Work to be completed ->
Below are records. Copy every line with "МБОУ" in it.

:: Records for the task ::

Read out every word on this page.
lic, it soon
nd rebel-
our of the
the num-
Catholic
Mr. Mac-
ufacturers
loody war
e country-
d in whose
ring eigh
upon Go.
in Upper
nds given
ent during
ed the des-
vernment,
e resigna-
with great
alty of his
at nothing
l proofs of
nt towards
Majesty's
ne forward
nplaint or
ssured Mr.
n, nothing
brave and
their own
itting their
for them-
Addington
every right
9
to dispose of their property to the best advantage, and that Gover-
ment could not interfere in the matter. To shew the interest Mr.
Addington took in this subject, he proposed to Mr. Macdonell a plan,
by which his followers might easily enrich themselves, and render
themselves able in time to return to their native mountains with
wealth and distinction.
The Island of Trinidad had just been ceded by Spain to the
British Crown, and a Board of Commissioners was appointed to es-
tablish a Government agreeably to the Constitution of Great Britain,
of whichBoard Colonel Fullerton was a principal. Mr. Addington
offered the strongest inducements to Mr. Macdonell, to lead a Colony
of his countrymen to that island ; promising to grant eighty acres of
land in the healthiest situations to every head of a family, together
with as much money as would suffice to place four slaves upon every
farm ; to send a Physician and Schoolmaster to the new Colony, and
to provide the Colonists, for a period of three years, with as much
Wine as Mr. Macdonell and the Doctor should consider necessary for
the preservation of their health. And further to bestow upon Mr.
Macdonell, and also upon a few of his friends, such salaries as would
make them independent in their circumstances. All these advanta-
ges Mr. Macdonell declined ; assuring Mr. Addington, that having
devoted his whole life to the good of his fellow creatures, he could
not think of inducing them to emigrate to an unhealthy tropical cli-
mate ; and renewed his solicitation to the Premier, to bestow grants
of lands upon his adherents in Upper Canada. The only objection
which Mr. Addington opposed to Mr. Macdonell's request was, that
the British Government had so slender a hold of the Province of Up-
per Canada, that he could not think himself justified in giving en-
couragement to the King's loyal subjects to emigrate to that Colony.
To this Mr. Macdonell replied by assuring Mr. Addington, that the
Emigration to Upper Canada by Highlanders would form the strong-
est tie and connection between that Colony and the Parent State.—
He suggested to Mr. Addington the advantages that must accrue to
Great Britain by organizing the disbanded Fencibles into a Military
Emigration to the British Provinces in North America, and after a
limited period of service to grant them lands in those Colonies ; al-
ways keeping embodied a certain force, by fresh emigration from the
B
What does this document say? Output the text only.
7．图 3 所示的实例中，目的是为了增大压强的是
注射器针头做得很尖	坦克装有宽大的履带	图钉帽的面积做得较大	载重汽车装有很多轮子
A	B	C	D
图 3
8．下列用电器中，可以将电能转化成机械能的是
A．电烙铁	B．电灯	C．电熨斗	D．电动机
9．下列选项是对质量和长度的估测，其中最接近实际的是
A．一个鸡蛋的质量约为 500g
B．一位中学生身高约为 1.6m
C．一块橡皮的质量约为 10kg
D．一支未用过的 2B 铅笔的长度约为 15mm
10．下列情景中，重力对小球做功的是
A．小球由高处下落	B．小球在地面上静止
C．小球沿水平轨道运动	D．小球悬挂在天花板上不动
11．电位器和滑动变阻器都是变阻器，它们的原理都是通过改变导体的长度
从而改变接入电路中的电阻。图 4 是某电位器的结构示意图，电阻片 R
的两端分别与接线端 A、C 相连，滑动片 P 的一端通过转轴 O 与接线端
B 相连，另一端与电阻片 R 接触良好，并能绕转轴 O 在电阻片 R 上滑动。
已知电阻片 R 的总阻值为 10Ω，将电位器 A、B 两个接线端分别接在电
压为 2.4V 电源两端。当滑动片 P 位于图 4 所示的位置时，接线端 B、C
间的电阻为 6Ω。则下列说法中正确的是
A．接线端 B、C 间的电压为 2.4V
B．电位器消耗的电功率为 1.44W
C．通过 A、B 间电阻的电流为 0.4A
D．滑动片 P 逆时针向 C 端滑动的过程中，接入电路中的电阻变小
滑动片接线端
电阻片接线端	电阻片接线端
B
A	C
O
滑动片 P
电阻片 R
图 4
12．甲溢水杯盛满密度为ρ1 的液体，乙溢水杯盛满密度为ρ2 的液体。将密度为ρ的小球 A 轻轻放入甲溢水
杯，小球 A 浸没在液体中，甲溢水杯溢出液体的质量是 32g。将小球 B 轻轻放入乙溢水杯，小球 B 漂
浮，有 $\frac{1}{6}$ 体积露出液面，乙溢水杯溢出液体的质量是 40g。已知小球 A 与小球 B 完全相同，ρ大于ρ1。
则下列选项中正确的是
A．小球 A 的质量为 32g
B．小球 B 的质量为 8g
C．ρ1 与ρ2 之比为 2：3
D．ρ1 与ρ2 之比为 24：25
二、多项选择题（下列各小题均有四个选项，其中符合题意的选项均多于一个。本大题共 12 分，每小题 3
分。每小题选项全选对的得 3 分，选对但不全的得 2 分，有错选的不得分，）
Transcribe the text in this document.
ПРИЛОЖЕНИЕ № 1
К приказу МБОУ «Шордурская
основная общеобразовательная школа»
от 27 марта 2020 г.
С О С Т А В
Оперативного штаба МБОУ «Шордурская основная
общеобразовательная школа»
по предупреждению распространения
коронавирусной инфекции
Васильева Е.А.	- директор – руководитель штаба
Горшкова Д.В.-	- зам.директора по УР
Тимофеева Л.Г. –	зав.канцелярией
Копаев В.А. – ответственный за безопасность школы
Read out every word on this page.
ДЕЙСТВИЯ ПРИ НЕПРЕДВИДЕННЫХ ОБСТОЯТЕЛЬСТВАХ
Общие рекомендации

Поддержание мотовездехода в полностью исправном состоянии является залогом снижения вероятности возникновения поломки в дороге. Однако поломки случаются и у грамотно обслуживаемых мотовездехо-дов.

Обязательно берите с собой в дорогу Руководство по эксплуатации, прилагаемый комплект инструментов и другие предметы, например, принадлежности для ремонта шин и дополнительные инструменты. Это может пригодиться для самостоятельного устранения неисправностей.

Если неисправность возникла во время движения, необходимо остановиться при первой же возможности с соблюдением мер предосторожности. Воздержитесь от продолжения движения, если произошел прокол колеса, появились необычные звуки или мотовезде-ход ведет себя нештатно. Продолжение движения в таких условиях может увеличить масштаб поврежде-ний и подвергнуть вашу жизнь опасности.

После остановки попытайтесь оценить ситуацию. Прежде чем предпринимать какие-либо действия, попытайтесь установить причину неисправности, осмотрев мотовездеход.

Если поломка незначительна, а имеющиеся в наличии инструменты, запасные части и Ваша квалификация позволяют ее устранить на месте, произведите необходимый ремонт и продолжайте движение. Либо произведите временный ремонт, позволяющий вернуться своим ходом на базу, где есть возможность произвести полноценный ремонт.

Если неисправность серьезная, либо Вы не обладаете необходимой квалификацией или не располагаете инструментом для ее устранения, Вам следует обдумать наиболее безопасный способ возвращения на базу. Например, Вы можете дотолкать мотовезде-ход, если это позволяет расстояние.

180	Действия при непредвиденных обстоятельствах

:::

Complete response ->
К приказу МБОУ «Шордурская
Оперативного штаба МБОУ «Шордурская основная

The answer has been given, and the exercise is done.